DO THIS. Look through the records below and collect all lines that hold the string "устройства".

Extracted records
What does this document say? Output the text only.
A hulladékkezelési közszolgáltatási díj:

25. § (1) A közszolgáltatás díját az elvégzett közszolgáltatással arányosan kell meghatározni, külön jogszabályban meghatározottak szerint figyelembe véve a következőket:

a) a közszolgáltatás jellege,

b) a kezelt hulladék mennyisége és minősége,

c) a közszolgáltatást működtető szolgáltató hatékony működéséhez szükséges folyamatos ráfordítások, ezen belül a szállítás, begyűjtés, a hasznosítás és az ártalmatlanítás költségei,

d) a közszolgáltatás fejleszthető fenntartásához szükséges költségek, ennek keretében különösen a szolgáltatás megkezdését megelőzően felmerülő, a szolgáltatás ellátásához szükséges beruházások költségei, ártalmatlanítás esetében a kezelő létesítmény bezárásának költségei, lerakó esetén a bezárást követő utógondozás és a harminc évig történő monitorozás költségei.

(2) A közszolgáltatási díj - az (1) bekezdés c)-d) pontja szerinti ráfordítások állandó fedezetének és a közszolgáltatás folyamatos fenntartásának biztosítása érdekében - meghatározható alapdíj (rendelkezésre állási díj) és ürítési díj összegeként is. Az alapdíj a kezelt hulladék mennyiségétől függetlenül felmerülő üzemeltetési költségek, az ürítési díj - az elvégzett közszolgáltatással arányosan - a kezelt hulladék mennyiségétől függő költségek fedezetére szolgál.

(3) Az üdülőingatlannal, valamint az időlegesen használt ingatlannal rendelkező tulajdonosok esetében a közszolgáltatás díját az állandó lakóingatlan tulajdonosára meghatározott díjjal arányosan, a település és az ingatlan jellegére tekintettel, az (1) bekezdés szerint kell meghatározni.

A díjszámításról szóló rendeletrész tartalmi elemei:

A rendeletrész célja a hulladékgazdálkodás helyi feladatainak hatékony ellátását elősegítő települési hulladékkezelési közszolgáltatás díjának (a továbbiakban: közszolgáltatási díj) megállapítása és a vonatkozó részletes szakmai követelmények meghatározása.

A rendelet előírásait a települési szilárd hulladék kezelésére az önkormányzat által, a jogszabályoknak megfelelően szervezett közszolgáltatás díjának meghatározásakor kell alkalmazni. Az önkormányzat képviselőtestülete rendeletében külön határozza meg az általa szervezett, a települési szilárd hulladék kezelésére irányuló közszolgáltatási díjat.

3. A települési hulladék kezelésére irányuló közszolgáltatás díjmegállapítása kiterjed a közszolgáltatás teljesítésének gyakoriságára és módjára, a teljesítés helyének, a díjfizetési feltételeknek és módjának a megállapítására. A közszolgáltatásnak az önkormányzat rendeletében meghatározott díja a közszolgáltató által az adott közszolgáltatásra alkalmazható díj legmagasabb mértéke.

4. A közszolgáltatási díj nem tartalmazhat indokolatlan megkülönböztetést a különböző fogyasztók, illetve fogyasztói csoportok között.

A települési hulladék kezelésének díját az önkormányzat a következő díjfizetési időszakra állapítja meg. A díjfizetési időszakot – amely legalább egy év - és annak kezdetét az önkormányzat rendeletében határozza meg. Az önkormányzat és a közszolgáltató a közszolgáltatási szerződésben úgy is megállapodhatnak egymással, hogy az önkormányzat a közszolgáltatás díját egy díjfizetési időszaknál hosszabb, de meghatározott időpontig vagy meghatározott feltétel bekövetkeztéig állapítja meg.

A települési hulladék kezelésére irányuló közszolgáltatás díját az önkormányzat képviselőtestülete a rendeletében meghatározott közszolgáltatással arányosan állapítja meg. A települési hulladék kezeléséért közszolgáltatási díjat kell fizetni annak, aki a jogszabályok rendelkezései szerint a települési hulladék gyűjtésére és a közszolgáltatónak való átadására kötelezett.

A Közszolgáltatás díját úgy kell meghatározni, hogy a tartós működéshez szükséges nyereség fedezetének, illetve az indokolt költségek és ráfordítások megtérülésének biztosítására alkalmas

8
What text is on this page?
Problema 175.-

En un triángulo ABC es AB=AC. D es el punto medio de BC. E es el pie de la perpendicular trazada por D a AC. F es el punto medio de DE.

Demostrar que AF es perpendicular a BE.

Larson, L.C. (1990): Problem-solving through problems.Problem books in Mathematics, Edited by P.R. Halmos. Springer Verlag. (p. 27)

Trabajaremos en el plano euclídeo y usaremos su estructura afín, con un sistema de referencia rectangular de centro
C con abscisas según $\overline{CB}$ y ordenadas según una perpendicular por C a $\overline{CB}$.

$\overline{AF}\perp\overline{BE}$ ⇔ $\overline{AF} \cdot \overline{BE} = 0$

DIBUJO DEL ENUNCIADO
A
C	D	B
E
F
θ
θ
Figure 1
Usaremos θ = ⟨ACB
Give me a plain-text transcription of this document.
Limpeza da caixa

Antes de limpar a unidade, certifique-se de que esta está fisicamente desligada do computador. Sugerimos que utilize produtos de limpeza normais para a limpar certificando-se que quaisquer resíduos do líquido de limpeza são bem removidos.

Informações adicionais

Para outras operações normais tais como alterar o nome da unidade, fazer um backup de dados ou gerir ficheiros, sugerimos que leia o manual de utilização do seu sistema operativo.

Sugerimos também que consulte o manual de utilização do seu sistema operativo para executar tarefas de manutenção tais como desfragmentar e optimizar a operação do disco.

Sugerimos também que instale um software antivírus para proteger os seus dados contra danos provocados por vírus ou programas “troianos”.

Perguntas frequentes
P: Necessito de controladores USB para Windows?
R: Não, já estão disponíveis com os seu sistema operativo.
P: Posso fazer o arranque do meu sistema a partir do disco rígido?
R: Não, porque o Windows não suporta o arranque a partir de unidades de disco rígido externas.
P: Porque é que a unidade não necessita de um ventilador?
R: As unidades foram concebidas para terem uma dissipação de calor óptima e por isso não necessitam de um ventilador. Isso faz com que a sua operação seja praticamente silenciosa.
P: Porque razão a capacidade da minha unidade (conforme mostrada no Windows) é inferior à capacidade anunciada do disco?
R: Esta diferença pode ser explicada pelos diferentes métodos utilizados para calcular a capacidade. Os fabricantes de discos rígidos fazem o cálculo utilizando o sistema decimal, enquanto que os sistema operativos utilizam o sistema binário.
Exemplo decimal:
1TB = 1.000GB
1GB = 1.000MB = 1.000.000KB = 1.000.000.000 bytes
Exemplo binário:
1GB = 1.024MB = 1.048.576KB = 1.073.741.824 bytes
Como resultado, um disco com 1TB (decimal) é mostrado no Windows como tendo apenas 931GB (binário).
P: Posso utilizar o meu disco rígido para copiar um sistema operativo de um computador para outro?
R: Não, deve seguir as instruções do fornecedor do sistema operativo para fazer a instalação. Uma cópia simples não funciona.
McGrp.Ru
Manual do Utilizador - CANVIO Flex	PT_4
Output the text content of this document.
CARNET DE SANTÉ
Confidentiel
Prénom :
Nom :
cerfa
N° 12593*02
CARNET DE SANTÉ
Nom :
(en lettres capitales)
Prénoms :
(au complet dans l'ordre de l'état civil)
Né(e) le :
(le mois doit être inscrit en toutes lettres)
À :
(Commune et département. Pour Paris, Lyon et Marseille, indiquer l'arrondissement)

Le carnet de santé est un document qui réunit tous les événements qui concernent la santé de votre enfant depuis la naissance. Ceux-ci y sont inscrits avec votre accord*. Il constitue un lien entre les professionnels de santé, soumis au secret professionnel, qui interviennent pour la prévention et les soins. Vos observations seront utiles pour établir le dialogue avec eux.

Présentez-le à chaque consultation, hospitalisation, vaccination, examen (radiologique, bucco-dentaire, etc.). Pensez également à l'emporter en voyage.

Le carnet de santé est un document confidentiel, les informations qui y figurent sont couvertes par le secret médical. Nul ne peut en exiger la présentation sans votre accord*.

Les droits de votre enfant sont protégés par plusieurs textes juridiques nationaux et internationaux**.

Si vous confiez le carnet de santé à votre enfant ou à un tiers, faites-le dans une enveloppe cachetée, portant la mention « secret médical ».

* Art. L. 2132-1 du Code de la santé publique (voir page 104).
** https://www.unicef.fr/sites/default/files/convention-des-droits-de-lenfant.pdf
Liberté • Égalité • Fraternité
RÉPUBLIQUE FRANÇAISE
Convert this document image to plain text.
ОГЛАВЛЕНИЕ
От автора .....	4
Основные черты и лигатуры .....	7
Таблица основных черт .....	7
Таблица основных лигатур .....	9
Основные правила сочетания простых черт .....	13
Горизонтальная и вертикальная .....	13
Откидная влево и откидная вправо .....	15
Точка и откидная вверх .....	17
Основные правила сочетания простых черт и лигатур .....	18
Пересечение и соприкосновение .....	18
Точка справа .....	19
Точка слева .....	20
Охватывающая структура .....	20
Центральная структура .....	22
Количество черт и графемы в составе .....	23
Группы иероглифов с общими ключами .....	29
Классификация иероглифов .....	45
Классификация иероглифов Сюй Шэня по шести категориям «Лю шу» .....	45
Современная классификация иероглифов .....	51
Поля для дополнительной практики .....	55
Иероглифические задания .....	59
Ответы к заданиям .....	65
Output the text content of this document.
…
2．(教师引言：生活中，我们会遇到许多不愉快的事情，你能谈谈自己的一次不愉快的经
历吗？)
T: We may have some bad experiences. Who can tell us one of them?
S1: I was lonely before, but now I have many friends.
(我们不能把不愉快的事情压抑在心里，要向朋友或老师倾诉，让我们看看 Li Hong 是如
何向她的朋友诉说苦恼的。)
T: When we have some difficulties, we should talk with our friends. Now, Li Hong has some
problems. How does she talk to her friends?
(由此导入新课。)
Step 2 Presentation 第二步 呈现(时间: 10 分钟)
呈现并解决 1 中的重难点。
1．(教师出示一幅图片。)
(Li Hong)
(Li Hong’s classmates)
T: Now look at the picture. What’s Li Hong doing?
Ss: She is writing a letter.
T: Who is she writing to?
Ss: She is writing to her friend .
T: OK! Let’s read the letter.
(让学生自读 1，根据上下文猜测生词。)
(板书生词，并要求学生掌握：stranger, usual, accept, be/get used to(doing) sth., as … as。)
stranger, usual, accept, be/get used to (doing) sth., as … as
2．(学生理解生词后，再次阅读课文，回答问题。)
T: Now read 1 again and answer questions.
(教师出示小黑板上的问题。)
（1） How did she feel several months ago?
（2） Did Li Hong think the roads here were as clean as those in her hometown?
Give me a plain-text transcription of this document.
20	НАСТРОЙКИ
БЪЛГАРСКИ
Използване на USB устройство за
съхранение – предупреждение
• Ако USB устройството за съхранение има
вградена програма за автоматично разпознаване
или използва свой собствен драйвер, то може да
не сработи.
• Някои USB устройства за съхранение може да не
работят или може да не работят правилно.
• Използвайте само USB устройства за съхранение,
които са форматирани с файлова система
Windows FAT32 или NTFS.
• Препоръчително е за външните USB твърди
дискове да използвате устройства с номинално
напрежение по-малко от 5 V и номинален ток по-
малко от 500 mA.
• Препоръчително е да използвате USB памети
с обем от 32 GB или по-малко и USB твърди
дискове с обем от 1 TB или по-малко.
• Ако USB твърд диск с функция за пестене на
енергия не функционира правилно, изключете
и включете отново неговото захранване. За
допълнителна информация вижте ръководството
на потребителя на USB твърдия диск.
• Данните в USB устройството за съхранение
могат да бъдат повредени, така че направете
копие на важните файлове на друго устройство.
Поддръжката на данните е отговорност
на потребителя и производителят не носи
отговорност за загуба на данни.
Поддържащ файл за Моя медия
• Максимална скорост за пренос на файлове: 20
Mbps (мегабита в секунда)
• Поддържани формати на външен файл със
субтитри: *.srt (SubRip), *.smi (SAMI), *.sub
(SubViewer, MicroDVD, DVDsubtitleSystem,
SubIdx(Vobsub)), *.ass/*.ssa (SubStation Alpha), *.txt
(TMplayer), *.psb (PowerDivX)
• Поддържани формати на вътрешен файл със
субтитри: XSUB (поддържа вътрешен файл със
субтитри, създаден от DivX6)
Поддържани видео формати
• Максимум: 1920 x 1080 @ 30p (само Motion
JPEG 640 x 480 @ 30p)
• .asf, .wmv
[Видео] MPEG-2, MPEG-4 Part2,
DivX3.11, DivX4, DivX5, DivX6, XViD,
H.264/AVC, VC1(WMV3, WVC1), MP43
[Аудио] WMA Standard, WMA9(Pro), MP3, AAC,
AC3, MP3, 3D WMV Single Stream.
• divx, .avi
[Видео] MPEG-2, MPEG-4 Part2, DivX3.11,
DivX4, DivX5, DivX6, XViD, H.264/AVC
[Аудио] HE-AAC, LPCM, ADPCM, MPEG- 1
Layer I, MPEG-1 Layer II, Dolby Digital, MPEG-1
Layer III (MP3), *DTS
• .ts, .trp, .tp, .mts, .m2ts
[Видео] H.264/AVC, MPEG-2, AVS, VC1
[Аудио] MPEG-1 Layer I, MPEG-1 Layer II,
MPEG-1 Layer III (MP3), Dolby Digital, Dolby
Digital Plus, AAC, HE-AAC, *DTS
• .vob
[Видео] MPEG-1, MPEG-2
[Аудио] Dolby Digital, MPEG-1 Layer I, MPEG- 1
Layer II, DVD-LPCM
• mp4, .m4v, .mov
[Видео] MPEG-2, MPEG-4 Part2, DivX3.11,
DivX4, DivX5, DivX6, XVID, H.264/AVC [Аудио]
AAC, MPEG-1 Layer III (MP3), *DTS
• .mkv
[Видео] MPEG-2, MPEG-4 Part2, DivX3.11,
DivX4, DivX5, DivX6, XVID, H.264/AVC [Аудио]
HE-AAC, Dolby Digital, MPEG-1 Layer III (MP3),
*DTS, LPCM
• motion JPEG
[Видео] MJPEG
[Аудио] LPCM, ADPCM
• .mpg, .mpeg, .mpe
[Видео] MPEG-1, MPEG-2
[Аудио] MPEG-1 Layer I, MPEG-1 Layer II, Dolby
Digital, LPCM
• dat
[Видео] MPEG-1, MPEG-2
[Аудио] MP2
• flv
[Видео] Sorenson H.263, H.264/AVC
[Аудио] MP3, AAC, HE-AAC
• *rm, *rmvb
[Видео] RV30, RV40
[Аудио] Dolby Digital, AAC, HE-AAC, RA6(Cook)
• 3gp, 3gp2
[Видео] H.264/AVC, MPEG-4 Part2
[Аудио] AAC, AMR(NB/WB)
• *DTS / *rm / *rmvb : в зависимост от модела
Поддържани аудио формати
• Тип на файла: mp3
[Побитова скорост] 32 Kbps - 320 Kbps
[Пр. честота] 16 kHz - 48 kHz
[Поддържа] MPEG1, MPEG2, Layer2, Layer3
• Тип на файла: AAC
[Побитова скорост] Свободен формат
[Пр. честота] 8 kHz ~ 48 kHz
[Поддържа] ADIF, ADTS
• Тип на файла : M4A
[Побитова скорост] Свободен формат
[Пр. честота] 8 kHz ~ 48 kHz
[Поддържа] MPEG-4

WRITTEN SOLUTION.
• Някои USB устройства за съхранение може да не
• Използвайте само USB устройства за съхранение,
дискове да използвате устройства с номинално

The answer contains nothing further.